◆ GIVEN INSTRUCTION:
Keep only the lines that hold the string "Moran", filtering out the rest of the entries below.

**** MATERIALS PROVIDED

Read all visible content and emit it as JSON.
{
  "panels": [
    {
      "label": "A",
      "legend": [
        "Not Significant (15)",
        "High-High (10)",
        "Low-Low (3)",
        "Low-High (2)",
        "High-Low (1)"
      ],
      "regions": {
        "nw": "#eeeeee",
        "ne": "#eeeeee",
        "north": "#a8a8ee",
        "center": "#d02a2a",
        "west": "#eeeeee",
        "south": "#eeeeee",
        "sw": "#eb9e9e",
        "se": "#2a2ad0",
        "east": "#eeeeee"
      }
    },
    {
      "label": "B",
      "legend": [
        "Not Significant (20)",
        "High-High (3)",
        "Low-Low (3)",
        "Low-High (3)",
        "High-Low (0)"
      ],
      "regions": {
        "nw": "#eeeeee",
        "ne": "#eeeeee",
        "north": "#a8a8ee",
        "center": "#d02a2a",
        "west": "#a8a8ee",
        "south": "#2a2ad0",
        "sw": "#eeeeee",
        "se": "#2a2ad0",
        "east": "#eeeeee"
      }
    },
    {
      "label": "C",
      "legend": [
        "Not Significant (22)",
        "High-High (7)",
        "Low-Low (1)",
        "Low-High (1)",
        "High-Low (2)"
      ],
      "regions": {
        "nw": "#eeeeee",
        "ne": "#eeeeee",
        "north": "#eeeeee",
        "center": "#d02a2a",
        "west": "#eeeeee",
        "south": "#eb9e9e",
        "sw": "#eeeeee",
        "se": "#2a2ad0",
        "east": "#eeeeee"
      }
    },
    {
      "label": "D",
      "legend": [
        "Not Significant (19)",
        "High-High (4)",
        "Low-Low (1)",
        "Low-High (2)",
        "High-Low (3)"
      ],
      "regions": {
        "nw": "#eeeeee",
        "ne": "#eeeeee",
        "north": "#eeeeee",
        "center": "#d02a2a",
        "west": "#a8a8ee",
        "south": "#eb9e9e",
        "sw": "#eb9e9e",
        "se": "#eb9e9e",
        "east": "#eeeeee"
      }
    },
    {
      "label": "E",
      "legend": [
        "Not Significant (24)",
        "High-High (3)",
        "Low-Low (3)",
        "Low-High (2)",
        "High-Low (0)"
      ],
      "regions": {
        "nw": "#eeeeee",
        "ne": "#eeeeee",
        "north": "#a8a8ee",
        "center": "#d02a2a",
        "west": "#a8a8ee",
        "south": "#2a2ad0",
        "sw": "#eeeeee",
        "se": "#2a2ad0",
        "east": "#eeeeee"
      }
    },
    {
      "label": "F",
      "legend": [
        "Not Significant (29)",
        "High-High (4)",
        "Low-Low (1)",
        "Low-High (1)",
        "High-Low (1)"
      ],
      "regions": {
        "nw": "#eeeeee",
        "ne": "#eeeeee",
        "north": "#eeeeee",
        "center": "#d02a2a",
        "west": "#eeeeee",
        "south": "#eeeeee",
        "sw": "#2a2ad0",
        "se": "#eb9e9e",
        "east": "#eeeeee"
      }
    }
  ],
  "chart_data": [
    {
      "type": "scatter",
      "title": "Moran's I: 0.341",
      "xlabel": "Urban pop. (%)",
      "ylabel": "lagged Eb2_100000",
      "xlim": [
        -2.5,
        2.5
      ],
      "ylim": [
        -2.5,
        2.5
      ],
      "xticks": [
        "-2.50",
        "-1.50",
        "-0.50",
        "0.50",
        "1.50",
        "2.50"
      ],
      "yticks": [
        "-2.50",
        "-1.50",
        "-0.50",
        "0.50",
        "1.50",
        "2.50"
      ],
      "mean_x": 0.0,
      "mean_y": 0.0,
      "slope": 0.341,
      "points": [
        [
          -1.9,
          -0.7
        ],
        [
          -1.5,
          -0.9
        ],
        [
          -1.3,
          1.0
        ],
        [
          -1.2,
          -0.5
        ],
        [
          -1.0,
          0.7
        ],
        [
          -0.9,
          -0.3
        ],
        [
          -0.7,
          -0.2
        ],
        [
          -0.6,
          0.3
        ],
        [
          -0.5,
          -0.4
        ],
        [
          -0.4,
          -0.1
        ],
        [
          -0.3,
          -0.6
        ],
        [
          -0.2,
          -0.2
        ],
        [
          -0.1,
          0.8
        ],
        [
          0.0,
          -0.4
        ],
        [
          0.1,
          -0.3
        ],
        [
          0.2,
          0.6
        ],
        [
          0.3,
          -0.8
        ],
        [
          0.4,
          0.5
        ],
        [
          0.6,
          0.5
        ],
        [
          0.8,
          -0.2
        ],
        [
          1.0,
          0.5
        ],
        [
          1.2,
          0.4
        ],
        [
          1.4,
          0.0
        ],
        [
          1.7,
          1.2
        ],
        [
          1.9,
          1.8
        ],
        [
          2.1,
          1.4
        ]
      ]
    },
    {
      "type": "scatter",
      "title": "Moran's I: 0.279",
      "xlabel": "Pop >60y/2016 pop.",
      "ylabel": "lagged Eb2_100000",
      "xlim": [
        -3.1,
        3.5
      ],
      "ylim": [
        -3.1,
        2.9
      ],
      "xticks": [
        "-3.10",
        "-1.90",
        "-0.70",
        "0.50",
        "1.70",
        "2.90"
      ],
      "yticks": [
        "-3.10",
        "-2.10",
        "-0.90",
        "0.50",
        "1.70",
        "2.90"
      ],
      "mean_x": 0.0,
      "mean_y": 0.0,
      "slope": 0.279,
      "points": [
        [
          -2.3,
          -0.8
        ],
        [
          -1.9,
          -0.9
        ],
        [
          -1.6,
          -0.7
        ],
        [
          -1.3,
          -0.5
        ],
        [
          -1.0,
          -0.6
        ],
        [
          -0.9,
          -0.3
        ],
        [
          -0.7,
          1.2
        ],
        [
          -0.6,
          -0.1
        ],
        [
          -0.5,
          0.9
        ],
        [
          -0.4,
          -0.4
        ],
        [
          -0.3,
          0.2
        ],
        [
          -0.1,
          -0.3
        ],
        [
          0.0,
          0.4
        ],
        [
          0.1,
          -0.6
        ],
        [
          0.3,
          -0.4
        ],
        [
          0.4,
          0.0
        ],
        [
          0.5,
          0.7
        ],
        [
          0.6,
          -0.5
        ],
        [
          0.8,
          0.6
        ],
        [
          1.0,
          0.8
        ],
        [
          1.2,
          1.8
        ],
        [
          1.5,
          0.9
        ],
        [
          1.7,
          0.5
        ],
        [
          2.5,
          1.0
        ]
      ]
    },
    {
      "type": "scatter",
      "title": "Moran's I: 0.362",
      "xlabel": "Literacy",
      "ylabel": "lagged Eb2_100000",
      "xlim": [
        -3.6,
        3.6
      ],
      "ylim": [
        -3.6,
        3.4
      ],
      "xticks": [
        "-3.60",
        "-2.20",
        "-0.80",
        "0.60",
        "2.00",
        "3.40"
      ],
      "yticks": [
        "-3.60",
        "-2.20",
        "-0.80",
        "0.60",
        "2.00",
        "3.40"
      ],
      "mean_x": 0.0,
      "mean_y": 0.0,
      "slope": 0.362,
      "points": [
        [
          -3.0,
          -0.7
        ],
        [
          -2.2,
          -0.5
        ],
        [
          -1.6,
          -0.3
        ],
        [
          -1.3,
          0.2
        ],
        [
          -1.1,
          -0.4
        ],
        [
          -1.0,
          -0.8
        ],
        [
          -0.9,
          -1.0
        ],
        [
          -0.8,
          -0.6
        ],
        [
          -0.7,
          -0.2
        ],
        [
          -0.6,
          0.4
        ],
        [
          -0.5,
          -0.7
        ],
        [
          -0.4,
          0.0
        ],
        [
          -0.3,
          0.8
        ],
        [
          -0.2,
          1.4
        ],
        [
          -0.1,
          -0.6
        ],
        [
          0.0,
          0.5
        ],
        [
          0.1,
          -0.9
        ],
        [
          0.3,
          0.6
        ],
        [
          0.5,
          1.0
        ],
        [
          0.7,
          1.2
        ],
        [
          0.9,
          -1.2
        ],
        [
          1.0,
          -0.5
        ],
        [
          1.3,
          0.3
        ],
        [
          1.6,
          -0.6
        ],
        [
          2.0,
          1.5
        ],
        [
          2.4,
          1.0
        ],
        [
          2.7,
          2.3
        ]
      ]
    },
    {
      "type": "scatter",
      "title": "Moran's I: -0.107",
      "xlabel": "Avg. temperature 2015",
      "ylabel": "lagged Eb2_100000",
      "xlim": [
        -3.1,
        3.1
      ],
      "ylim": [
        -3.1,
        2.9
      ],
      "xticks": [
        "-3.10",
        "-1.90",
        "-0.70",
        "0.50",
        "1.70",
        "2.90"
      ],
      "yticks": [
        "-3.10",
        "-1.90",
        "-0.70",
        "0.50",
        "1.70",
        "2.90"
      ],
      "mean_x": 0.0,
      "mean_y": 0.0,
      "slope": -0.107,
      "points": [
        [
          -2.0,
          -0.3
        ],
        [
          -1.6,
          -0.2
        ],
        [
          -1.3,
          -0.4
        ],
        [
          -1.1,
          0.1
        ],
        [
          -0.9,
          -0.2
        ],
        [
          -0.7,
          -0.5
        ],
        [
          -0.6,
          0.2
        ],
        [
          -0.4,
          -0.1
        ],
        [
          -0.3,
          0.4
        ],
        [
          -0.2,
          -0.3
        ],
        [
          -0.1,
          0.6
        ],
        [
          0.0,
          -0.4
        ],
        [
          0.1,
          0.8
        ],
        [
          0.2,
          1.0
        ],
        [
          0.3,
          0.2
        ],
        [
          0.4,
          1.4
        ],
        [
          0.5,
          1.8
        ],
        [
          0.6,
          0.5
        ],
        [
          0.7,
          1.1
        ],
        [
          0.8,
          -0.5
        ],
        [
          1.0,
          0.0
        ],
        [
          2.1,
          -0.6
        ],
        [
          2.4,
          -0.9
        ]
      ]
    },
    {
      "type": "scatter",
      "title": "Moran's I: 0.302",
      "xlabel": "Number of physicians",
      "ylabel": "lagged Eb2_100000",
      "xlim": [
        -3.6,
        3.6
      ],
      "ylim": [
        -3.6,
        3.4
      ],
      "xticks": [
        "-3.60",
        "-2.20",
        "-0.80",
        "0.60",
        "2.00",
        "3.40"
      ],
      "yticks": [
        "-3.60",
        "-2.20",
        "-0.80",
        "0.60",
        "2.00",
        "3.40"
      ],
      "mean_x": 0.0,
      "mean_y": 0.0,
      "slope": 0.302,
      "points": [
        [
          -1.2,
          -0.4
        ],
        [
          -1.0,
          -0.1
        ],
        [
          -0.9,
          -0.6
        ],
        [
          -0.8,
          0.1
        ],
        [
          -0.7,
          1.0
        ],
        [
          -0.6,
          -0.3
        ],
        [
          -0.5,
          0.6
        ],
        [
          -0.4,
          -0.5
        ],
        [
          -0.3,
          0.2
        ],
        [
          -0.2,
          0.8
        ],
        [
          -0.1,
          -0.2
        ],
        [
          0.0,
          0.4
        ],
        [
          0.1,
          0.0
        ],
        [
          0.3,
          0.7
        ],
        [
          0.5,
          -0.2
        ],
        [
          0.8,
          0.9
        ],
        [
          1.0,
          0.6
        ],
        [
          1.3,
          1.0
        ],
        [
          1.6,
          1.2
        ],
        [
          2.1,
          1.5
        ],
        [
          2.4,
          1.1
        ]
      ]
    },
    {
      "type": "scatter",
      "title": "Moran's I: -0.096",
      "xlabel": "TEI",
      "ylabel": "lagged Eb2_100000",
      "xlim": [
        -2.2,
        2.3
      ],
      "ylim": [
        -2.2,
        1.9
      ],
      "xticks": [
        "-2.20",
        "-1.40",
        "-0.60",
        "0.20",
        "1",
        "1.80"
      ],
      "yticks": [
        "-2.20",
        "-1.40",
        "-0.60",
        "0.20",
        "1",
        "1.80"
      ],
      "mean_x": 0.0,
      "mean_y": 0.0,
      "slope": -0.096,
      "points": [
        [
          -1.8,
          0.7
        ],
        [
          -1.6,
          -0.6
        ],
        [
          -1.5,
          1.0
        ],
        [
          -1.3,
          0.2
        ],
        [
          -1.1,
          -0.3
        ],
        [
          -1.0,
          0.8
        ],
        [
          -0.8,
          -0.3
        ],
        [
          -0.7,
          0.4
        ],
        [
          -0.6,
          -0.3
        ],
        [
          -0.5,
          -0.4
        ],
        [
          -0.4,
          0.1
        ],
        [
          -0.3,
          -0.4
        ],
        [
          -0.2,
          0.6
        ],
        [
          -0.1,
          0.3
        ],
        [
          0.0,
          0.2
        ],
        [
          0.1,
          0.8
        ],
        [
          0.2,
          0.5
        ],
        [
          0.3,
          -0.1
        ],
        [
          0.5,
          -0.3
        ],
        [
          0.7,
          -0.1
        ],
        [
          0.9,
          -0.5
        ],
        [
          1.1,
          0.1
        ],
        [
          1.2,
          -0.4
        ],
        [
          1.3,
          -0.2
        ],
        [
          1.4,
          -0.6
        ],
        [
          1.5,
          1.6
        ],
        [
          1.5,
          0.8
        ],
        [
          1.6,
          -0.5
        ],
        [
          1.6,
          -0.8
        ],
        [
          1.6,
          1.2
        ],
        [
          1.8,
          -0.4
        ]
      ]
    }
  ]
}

********

◆ ANSWER TO THIS PROBLEM:
      "title": "Moran's I: 0.341",
      "title": "Moran's I: 0.279",
      "title": "Moran's I: 0.362",
      "title": "Moran's I: -0.107",
      "title": "Moran's I: 0.302",
      "title": "Moran's I: -0.096",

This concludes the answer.